- STATED TASK: Where the string "JSON" occurs in the material below, report the whole line.

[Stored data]

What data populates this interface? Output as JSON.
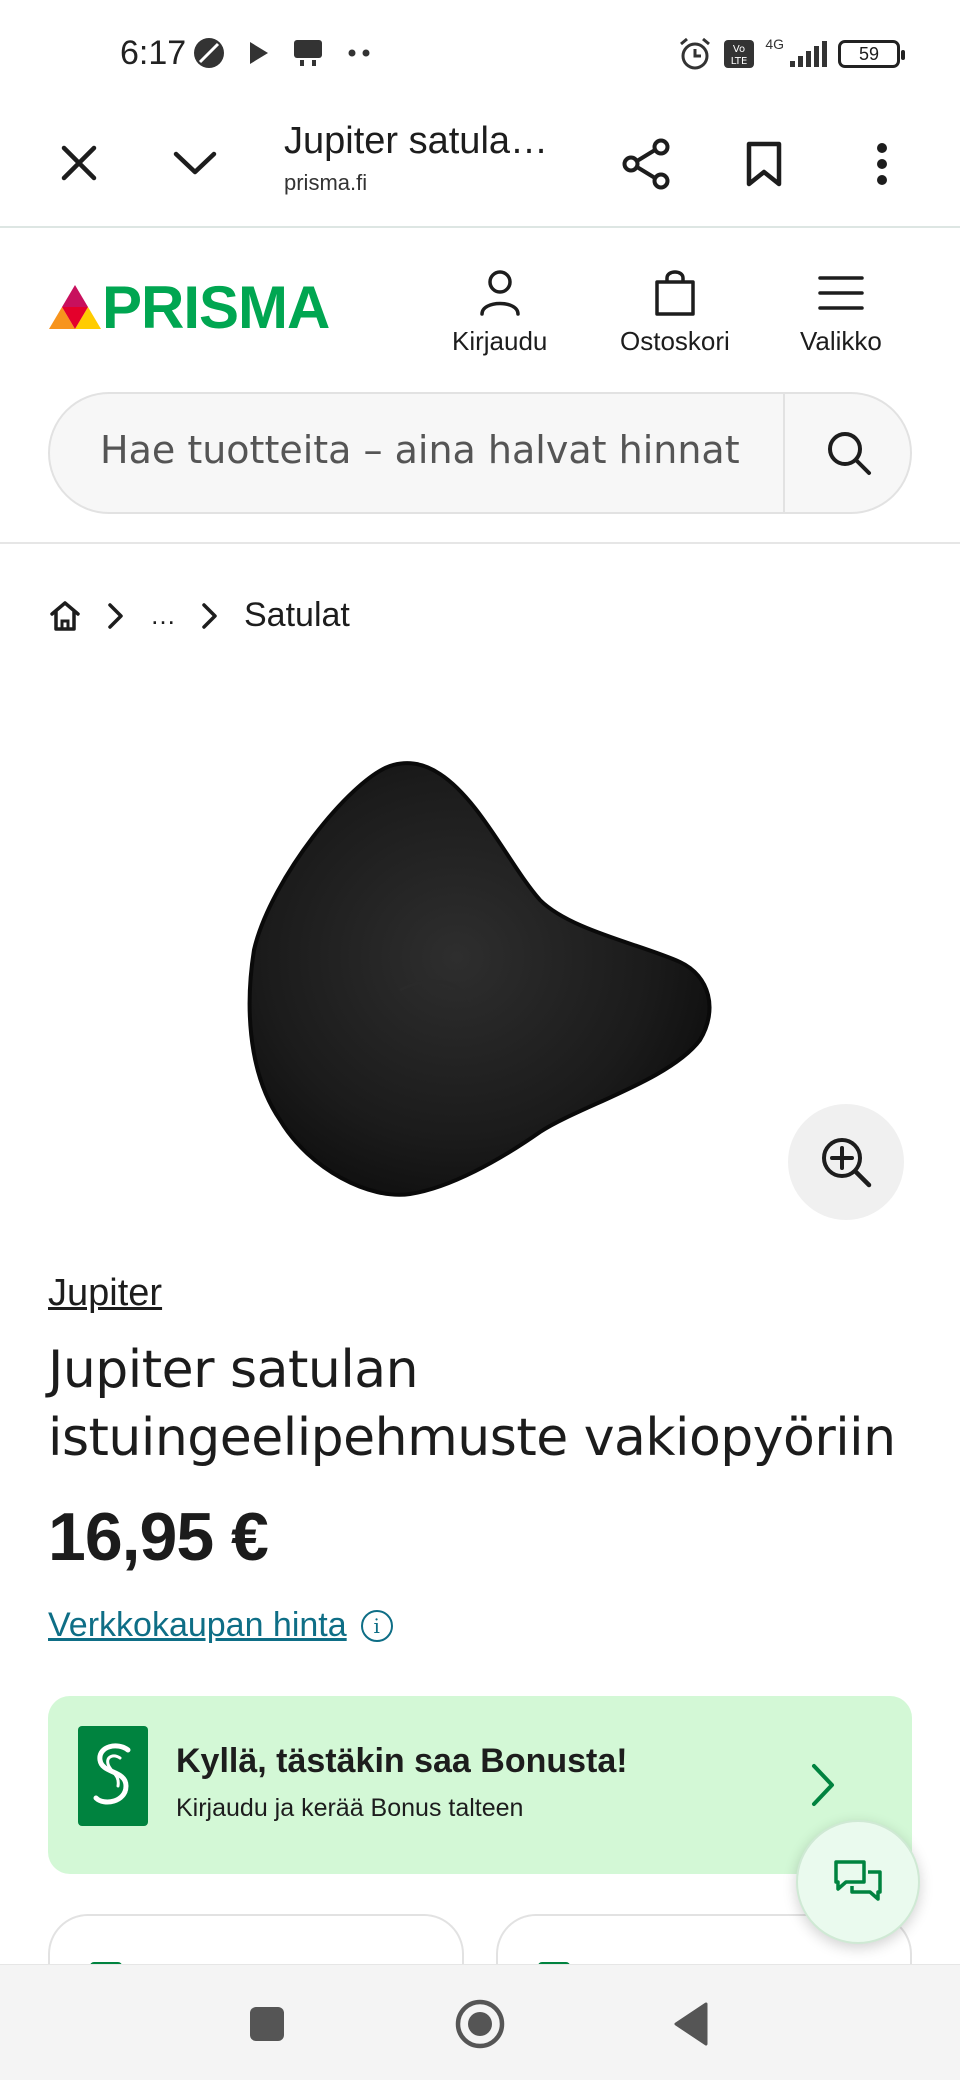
{
  "status_bar": {
    "time": "6:17",
    "network": "4G",
    "battery": "59"
  },
  "browser": {
    "title": "Jupiter satula…",
    "url": "prisma.fi"
  },
  "site": {
    "logo_text": "PRISMA",
    "brand_color": "#00a651",
    "actions": {
      "login": "Kirjaudu",
      "cart": "Ostoskori",
      "menu": "Valikko"
    },
    "search": {
      "placeholder": "Hae tuotteita – aina halvat hinnat"
    }
  },
  "breadcrumb": {
    "ellipsis": "…",
    "current": "Satulat"
  },
  "product": {
    "brand": "Jupiter",
    "title": "Jupiter satulan istuingeelipehmuste vakiopyöriin",
    "price": "16,95 €",
    "price_link": "Verkkokaupan hinta",
    "info_symbol": "i"
  },
  "bonus": {
    "title": "Kyllä, tästäkin saa Bonusta!",
    "subtitle": "Kirjaudu ja kerää Bonus talteen",
    "bg_color": "#d3f8d6"
  },
  "accent_link_color": "#0e6e86"
}
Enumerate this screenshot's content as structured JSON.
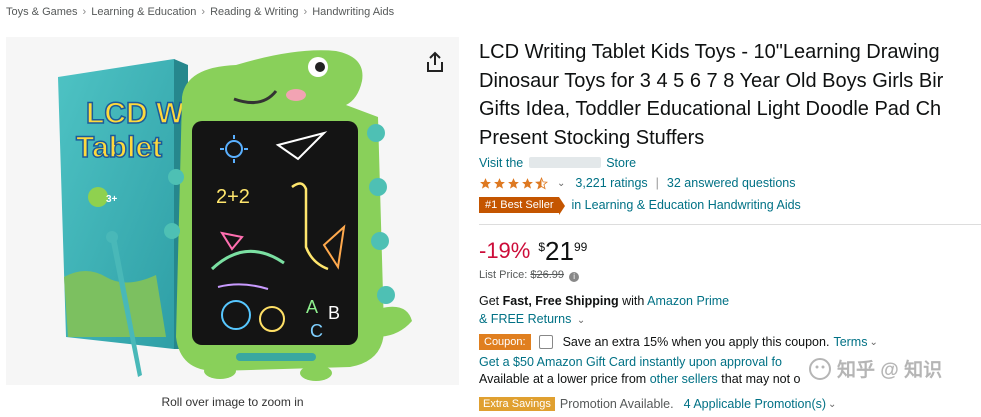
{
  "breadcrumb": [
    "Toys & Games",
    "Learning & Education",
    "Reading & Writing",
    "Handwriting Aids"
  ],
  "zoom_hint": "Roll over image to zoom in",
  "product": {
    "title_lines": [
      "LCD Writing Tablet Kids Toys - 10\"Learning Drawing",
      "Dinosaur Toys for 3 4 5 6 7 8 Year Old Boys Girls Bir",
      "Gifts Idea, Toddler Educational Light Doodle Pad Ch",
      "Present Stocking Stuffers"
    ],
    "store_prefix": "Visit the",
    "store_suffix": "Store",
    "rating": 4.5,
    "ratings_text": "3,221 ratings",
    "questions_text": "32 answered questions",
    "best_seller_badge": "#1 Best Seller",
    "best_seller_category": "in Learning & Education Handwriting Aids"
  },
  "box_art": {
    "line1": "LCD W",
    "line2": "Tablet",
    "age": "3+"
  },
  "price": {
    "discount": "-19%",
    "currency": "$",
    "whole": "21",
    "fraction": "99",
    "list_label": "List Price:",
    "list_value": "$26.99"
  },
  "shipping": {
    "prefix": "Get",
    "bold": "Fast, Free Shipping",
    "mid": "with",
    "link": "Amazon Prime",
    "returns": "& FREE Returns"
  },
  "coupon": {
    "badge": "Coupon:",
    "text": "Save an extra 15% when you apply this coupon.",
    "terms": "Terms"
  },
  "gift_card_text": "Get a $50 Amazon Gift Card instantly upon approval fo",
  "lower_price": {
    "prefix": "Available at a lower price from",
    "link": "other sellers",
    "suffix": "that may not o"
  },
  "savings": {
    "badge": "Extra Savings",
    "status": "Promotion Available.",
    "link": "4 Applicable Promotion(s)"
  },
  "watermark_text": "知乎 @ 知识"
}
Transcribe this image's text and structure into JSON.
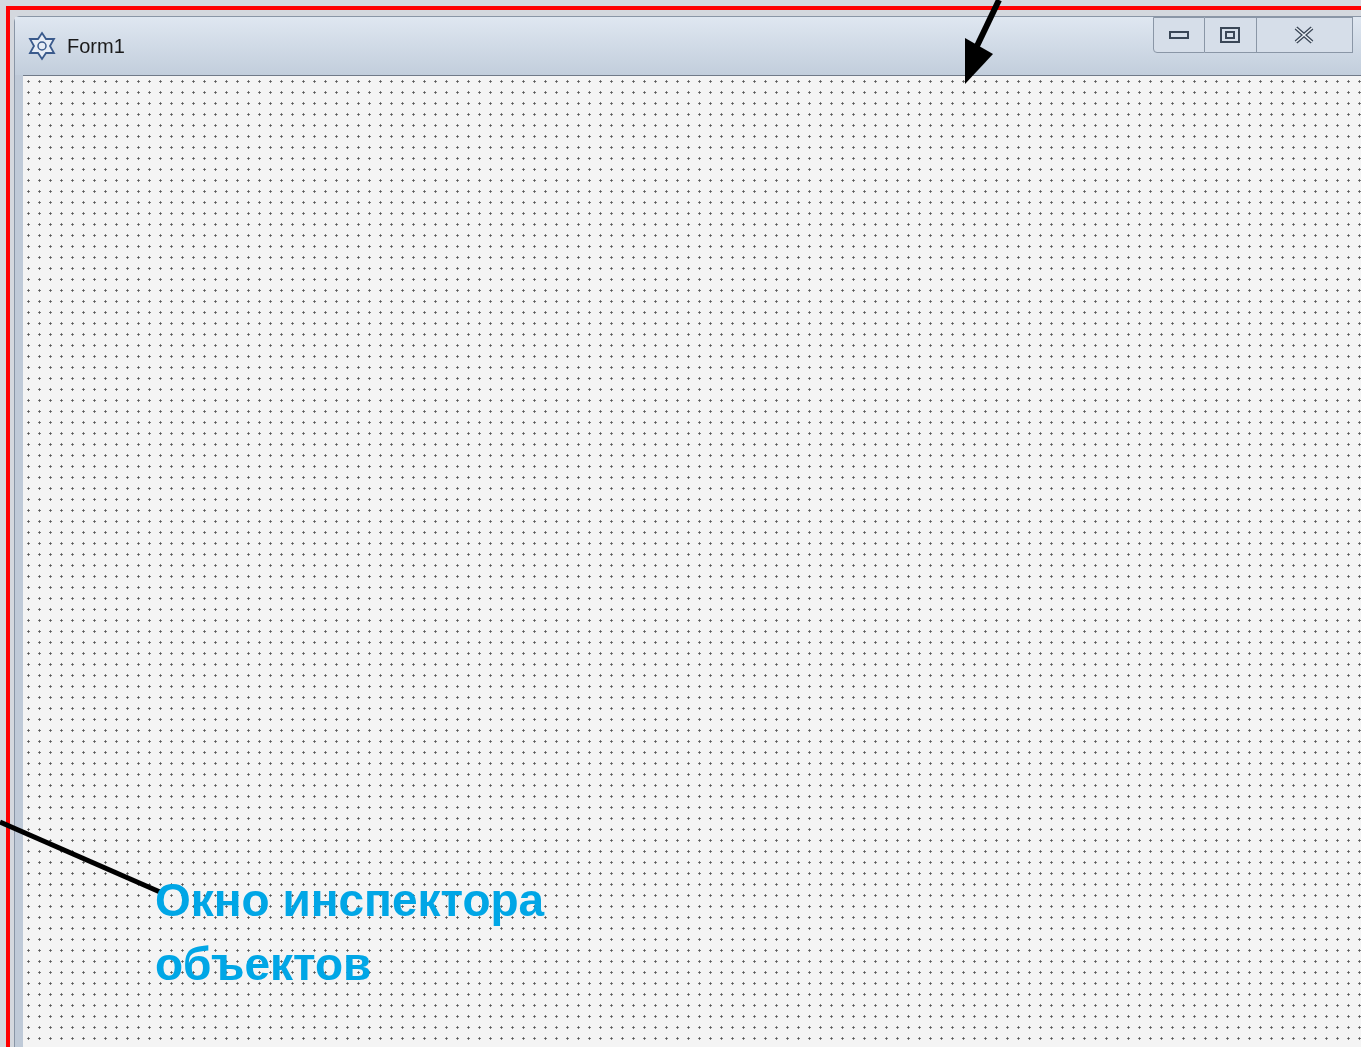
{
  "window": {
    "title": "Form1"
  },
  "annotation": {
    "text": "Окно инспектора объектов"
  }
}
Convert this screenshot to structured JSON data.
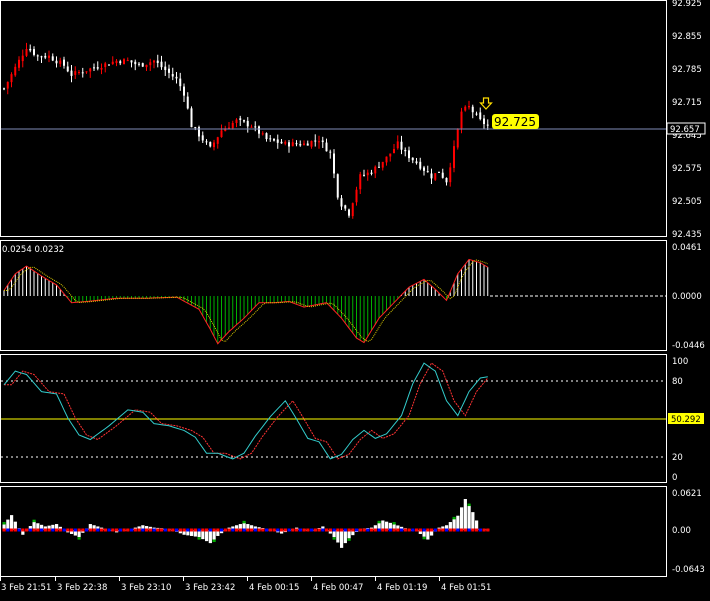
{
  "colors": {
    "background": "#000000",
    "frame": "#ffffff",
    "bull_candle": "#ff0000",
    "bear_candle": "#ffffff",
    "bid_line": "#7f8cb8",
    "price_label_bg": "#ffff00",
    "macd_up_hist": "#ffffff",
    "macd_down_hist": "#00b000",
    "macd_line": "#ff2222",
    "signal_line": "#ddcc00",
    "stoch_main": "#33cccc",
    "stoch_signal": "#ff3333",
    "level_line": "#ffffff",
    "stoch50_line": "#ffff00",
    "bottom_up": "#ffffff",
    "bottom_red": "#ff0000",
    "bottom_blue": "#0000ff",
    "bottom_green": "#00aa00"
  },
  "main": {
    "price_ticks": [
      "92.925",
      "92.855",
      "92.785",
      "92.715",
      "92.645",
      "92.575",
      "92.505",
      "92.435"
    ],
    "bid_label": "92.657",
    "price_label": "92.725",
    "arrow_icon": "down-arrow-icon"
  },
  "macd": {
    "values_text": "0.0254 0.0232",
    "ticks": [
      "0.0461",
      "0.0000",
      "-0.0446"
    ]
  },
  "stoch": {
    "ticks": [
      "100",
      "80",
      "50",
      "20",
      "0"
    ],
    "current_label": "50.292"
  },
  "bottom": {
    "ticks": [
      "0.0621",
      "0.00",
      "-0.0643"
    ]
  },
  "time_axis": {
    "labels": [
      "3 Feb 21:51",
      "3 Feb 22:38",
      "3 Feb 23:10",
      "3 Feb 23:42",
      "4 Feb 00:15",
      "4 Feb 00:47",
      "4 Feb 01:19",
      "4 Feb 01:51"
    ]
  },
  "chart_data": {
    "type": "candlestick",
    "price_range": [
      92.435,
      92.925
    ],
    "bid": 92.657,
    "last_price_marker": 92.725,
    "close_anchors": [
      [
        0,
        92.74
      ],
      [
        4,
        92.8
      ],
      [
        6,
        92.83
      ],
      [
        9,
        92.81
      ],
      [
        12,
        92.81
      ],
      [
        16,
        92.79
      ],
      [
        18,
        92.77
      ],
      [
        22,
        92.78
      ],
      [
        26,
        92.79
      ],
      [
        30,
        92.8
      ],
      [
        33,
        92.8
      ],
      [
        36,
        92.79
      ],
      [
        40,
        92.8
      ],
      [
        43,
        92.78
      ],
      [
        46,
        92.76
      ],
      [
        48,
        92.73
      ],
      [
        50,
        92.66
      ],
      [
        52,
        92.64
      ],
      [
        55,
        92.61
      ],
      [
        58,
        92.65
      ],
      [
        62,
        92.67
      ],
      [
        66,
        92.66
      ],
      [
        70,
        92.63
      ],
      [
        75,
        92.62
      ],
      [
        80,
        92.62
      ],
      [
        84,
        92.63
      ],
      [
        87,
        92.6
      ],
      [
        89,
        92.51
      ],
      [
        90,
        92.49
      ],
      [
        92,
        92.47
      ],
      [
        95,
        92.55
      ],
      [
        98,
        92.56
      ],
      [
        102,
        92.59
      ],
      [
        105,
        92.62
      ],
      [
        107,
        92.6
      ],
      [
        110,
        92.58
      ],
      [
        114,
        92.55
      ],
      [
        116,
        92.56
      ],
      [
        118,
        92.54
      ],
      [
        120,
        92.61
      ],
      [
        122,
        92.69
      ],
      [
        124,
        92.7
      ],
      [
        127,
        92.67
      ],
      [
        129,
        92.66
      ]
    ],
    "macd_anchors": [
      [
        0,
        0.005
      ],
      [
        3,
        0.02
      ],
      [
        6,
        0.027
      ],
      [
        10,
        0.018
      ],
      [
        14,
        0.01
      ],
      [
        18,
        -0.006
      ],
      [
        22,
        -0.005
      ],
      [
        30,
        -0.002
      ],
      [
        38,
        -0.002
      ],
      [
        46,
        -0.001
      ],
      [
        52,
        -0.012
      ],
      [
        55,
        -0.03
      ],
      [
        57,
        -0.043
      ],
      [
        60,
        -0.032
      ],
      [
        64,
        -0.02
      ],
      [
        68,
        -0.006
      ],
      [
        72,
        -0.006
      ],
      [
        76,
        -0.005
      ],
      [
        80,
        -0.01
      ],
      [
        86,
        -0.006
      ],
      [
        90,
        -0.02
      ],
      [
        94,
        -0.038
      ],
      [
        96,
        -0.042
      ],
      [
        100,
        -0.02
      ],
      [
        104,
        -0.006
      ],
      [
        108,
        0.008
      ],
      [
        112,
        0.015
      ],
      [
        115,
        0.006
      ],
      [
        118,
        -0.004
      ],
      [
        121,
        0.02
      ],
      [
        124,
        0.033
      ],
      [
        127,
        0.03
      ],
      [
        129,
        0.026
      ]
    ],
    "stoch_anchors": [
      [
        0,
        80
      ],
      [
        3,
        92
      ],
      [
        6,
        89
      ],
      [
        10,
        74
      ],
      [
        14,
        72
      ],
      [
        17,
        51
      ],
      [
        20,
        36
      ],
      [
        23,
        32
      ],
      [
        28,
        44
      ],
      [
        33,
        58
      ],
      [
        37,
        56
      ],
      [
        40,
        46
      ],
      [
        44,
        44
      ],
      [
        48,
        40
      ],
      [
        51,
        34
      ],
      [
        54,
        20
      ],
      [
        57,
        20
      ],
      [
        61,
        15
      ],
      [
        64,
        20
      ],
      [
        67,
        35
      ],
      [
        71,
        52
      ],
      [
        75,
        66
      ],
      [
        78,
        50
      ],
      [
        81,
        33
      ],
      [
        84,
        30
      ],
      [
        87,
        15
      ],
      [
        90,
        19
      ],
      [
        93,
        32
      ],
      [
        96,
        40
      ],
      [
        99,
        33
      ],
      [
        102,
        37
      ],
      [
        106,
        53
      ],
      [
        109,
        81
      ],
      [
        112,
        99
      ],
      [
        115,
        92
      ],
      [
        118,
        66
      ],
      [
        121,
        53
      ],
      [
        124,
        74
      ],
      [
        127,
        86
      ],
      [
        129,
        87
      ]
    ],
    "bottom_anchors": [
      [
        0,
        0.01
      ],
      [
        2,
        0.025
      ],
      [
        5,
        -0.008
      ],
      [
        8,
        0.014
      ],
      [
        11,
        0.006
      ],
      [
        14,
        0.01
      ],
      [
        17,
        -0.004
      ],
      [
        20,
        -0.012
      ],
      [
        23,
        0.01
      ],
      [
        26,
        0.004
      ],
      [
        30,
        -0.004
      ],
      [
        34,
        0.002
      ],
      [
        37,
        0.008
      ],
      [
        40,
        0.004
      ],
      [
        44,
        0.002
      ],
      [
        48,
        -0.008
      ],
      [
        52,
        -0.012
      ],
      [
        55,
        -0.022
      ],
      [
        57,
        -0.01
      ],
      [
        60,
        0.004
      ],
      [
        64,
        0.012
      ],
      [
        67,
        0.006
      ],
      [
        70,
        0.002
      ],
      [
        74,
        -0.006
      ],
      [
        78,
        0.004
      ],
      [
        82,
        -0.002
      ],
      [
        85,
        0.006
      ],
      [
        88,
        -0.012
      ],
      [
        90,
        -0.03
      ],
      [
        92,
        -0.014
      ],
      [
        95,
        0.002
      ],
      [
        98,
        0.004
      ],
      [
        101,
        0.016
      ],
      [
        104,
        0.01
      ],
      [
        107,
        0.003
      ],
      [
        110,
        -0.002
      ],
      [
        113,
        -0.016
      ],
      [
        116,
        0.004
      ],
      [
        118,
        0.008
      ],
      [
        121,
        0.024
      ],
      [
        123,
        0.052
      ],
      [
        125,
        0.03
      ],
      [
        127,
        0.002
      ],
      [
        129,
        0.001
      ]
    ]
  }
}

- COMPLETED TASK:
What data populates this interface? Output as JSON.
Enumerate this screenshot's content as structured JSON.
Transcribe this image's text and structure into JSON.
Convert this screenshot to structured JSON data.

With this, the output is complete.